## ASSIGNED TASK
Copy each line of the records below that mentions the word "index".

Dataset records on visual material
>>>

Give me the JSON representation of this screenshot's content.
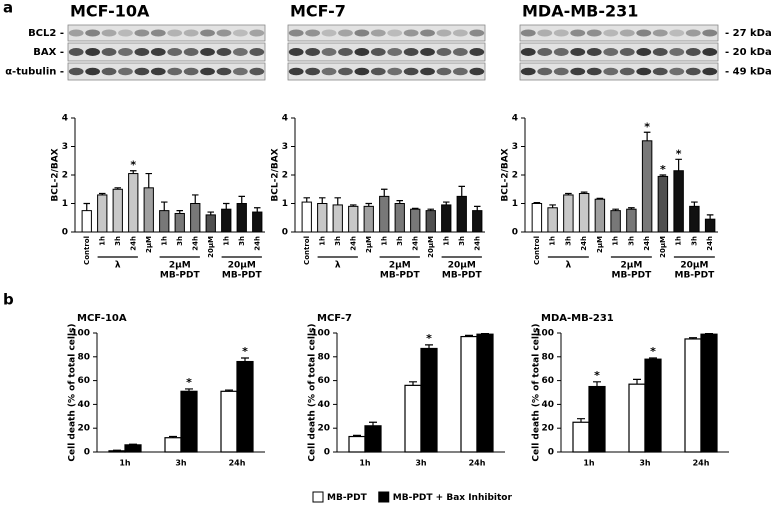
{
  "figure": {
    "panel_labels": [
      "a",
      "b"
    ],
    "blots": [
      {
        "title": "MCF-10A"
      },
      {
        "title": "MCF-7"
      },
      {
        "title": "MDA-MB-231"
      }
    ],
    "blot_rows": [
      "BCL2 -",
      "BAX -",
      "α-tubulin -"
    ],
    "blot_sizes": [
      "- 27 kDa",
      "- 20 kDa",
      "- 49 kDa"
    ]
  },
  "chart_data": [
    {
      "type": "bar",
      "ylabel": "BCL-2/BAX",
      "categories": [
        "Control",
        "1h",
        "3h",
        "24h",
        "2μM",
        "1h",
        "3h",
        "24h",
        "20μM",
        "1h",
        "3h",
        "24h"
      ],
      "values": [
        0.75,
        1.3,
        1.5,
        2.05,
        1.55,
        0.75,
        0.65,
        1.0,
        0.6,
        0.8,
        1.0,
        0.7
      ],
      "errors": [
        0.25,
        0.05,
        0.05,
        0.1,
        0.5,
        0.3,
        0.1,
        0.3,
        0.1,
        0.2,
        0.25,
        0.15
      ],
      "colors": [
        "#ffffff",
        "#c8c8c8",
        "#c8c8c8",
        "#c8c8c8",
        "#a0a0a0",
        "#787878",
        "#787878",
        "#787878",
        "#505050",
        "#111111",
        "#111111",
        "#111111"
      ],
      "ylim": [
        0,
        4
      ],
      "yticks": [
        0,
        1,
        2,
        3,
        4
      ],
      "groups": [
        {
          "lines": [
            "λ"
          ],
          "from": 1,
          "to": 3
        },
        {
          "lines": [
            "2μM",
            "MB-PDT"
          ],
          "from": 5,
          "to": 7
        },
        {
          "lines": [
            "20μM",
            "MB-PDT"
          ],
          "from": 9,
          "to": 11
        }
      ],
      "annotations": [
        {
          "index": 3,
          "text": "*"
        }
      ]
    },
    {
      "type": "bar",
      "ylabel": "BCL-2/BAX",
      "categories": [
        "Control",
        "1h",
        "3h",
        "24h",
        "2μM",
        "1h",
        "3h",
        "24h",
        "20μM",
        "1h",
        "3h",
        "24h"
      ],
      "values": [
        1.05,
        1.0,
        0.95,
        0.9,
        0.9,
        1.25,
        1.0,
        0.8,
        0.75,
        0.95,
        1.25,
        0.75
      ],
      "errors": [
        0.15,
        0.2,
        0.25,
        0.05,
        0.1,
        0.25,
        0.1,
        0.03,
        0.05,
        0.1,
        0.35,
        0.15
      ],
      "colors": [
        "#ffffff",
        "#c8c8c8",
        "#c8c8c8",
        "#c8c8c8",
        "#a0a0a0",
        "#787878",
        "#787878",
        "#787878",
        "#505050",
        "#111111",
        "#111111",
        "#111111"
      ],
      "ylim": [
        0,
        4
      ],
      "yticks": [
        0,
        1,
        2,
        3,
        4
      ],
      "groups": [
        {
          "lines": [
            "λ"
          ],
          "from": 1,
          "to": 3
        },
        {
          "lines": [
            "2μM",
            "MB-PDT"
          ],
          "from": 5,
          "to": 7
        },
        {
          "lines": [
            "20μM",
            "MB-PDT"
          ],
          "from": 9,
          "to": 11
        }
      ]
    },
    {
      "type": "bar",
      "ylabel": "BCL-2/BAX",
      "categories": [
        "Control",
        "1h",
        "3h",
        "24h",
        "2μM",
        "1h",
        "3h",
        "24h",
        "20μM",
        "1h",
        "3h",
        "24h"
      ],
      "values": [
        1.0,
        0.85,
        1.3,
        1.35,
        1.15,
        0.75,
        0.8,
        3.2,
        1.95,
        2.15,
        0.9,
        0.45
      ],
      "errors": [
        0.03,
        0.1,
        0.05,
        0.05,
        0.03,
        0.05,
        0.05,
        0.3,
        0.05,
        0.4,
        0.15,
        0.15
      ],
      "colors": [
        "#ffffff",
        "#c8c8c8",
        "#c8c8c8",
        "#c8c8c8",
        "#a0a0a0",
        "#787878",
        "#787878",
        "#787878",
        "#505050",
        "#111111",
        "#111111",
        "#111111"
      ],
      "ylim": [
        0,
        4
      ],
      "yticks": [
        0,
        1,
        2,
        3,
        4
      ],
      "groups": [
        {
          "lines": [
            "λ"
          ],
          "from": 1,
          "to": 3
        },
        {
          "lines": [
            "2μM",
            "MB-PDT"
          ],
          "from": 5,
          "to": 7
        },
        {
          "lines": [
            "20μM",
            "MB-PDT"
          ],
          "from": 9,
          "to": 11
        }
      ],
      "annotations": [
        {
          "index": 7,
          "text": "*"
        },
        {
          "index": 8,
          "text": "*"
        },
        {
          "index": 9,
          "text": "*"
        }
      ]
    },
    {
      "type": "grouped_bar",
      "title": "MCF-10A",
      "ylabel": "Cell death (% of total cells)",
      "categories": [
        "1h",
        "3h",
        "24h"
      ],
      "series": [
        {
          "name": "MB-PDT",
          "color": "#ffffff",
          "values": [
            1,
            12,
            51
          ],
          "errors": [
            0.5,
            1,
            1
          ]
        },
        {
          "name": "MB-PDT + Bax Inhibitor",
          "color": "#000000",
          "values": [
            6,
            51,
            76
          ],
          "errors": [
            0.5,
            2,
            3
          ]
        }
      ],
      "ylim": [
        0,
        100
      ],
      "yticks": [
        0,
        20,
        40,
        60,
        80,
        100
      ],
      "annotations": [
        {
          "series": 1,
          "index": 1,
          "text": "*"
        },
        {
          "series": 1,
          "index": 2,
          "text": "*"
        }
      ]
    },
    {
      "type": "grouped_bar",
      "title": "MCF-7",
      "ylabel": "Cell death (% of total cells)",
      "categories": [
        "1h",
        "3h",
        "24h"
      ],
      "series": [
        {
          "color": "#ffffff",
          "values": [
            13,
            56,
            97
          ],
          "errors": [
            1,
            3,
            1
          ]
        },
        {
          "color": "#000000",
          "values": [
            22,
            87,
            99
          ],
          "errors": [
            3,
            3,
            0.5
          ]
        }
      ],
      "ylim": [
        0,
        100
      ],
      "yticks": [
        0,
        20,
        40,
        60,
        80,
        100
      ],
      "annotations": [
        {
          "series": 1,
          "index": 1,
          "text": "*"
        }
      ]
    },
    {
      "type": "grouped_bar",
      "title": "MDA-MB-231",
      "ylabel": "Cell death (% of total cells)",
      "categories": [
        "1h",
        "3h",
        "24h"
      ],
      "series": [
        {
          "color": "#ffffff",
          "values": [
            25,
            57,
            95
          ],
          "errors": [
            3,
            4,
            1
          ]
        },
        {
          "color": "#000000",
          "values": [
            55,
            78,
            99
          ],
          "errors": [
            4,
            1,
            0.5
          ]
        }
      ],
      "ylim": [
        0,
        100
      ],
      "yticks": [
        0,
        20,
        40,
        60,
        80,
        100
      ],
      "annotations": [
        {
          "series": 1,
          "index": 0,
          "text": "*"
        },
        {
          "series": 1,
          "index": 1,
          "text": "*"
        }
      ]
    }
  ]
}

<<<

## ANSWER TO THE PROBLEM
          "index": 3,
          "index": 7,
          "index": 8,
          "index": 9,
          "index": 1,
          "index": 2,
          "index": 1,
          "index": 0,
          "index": 1,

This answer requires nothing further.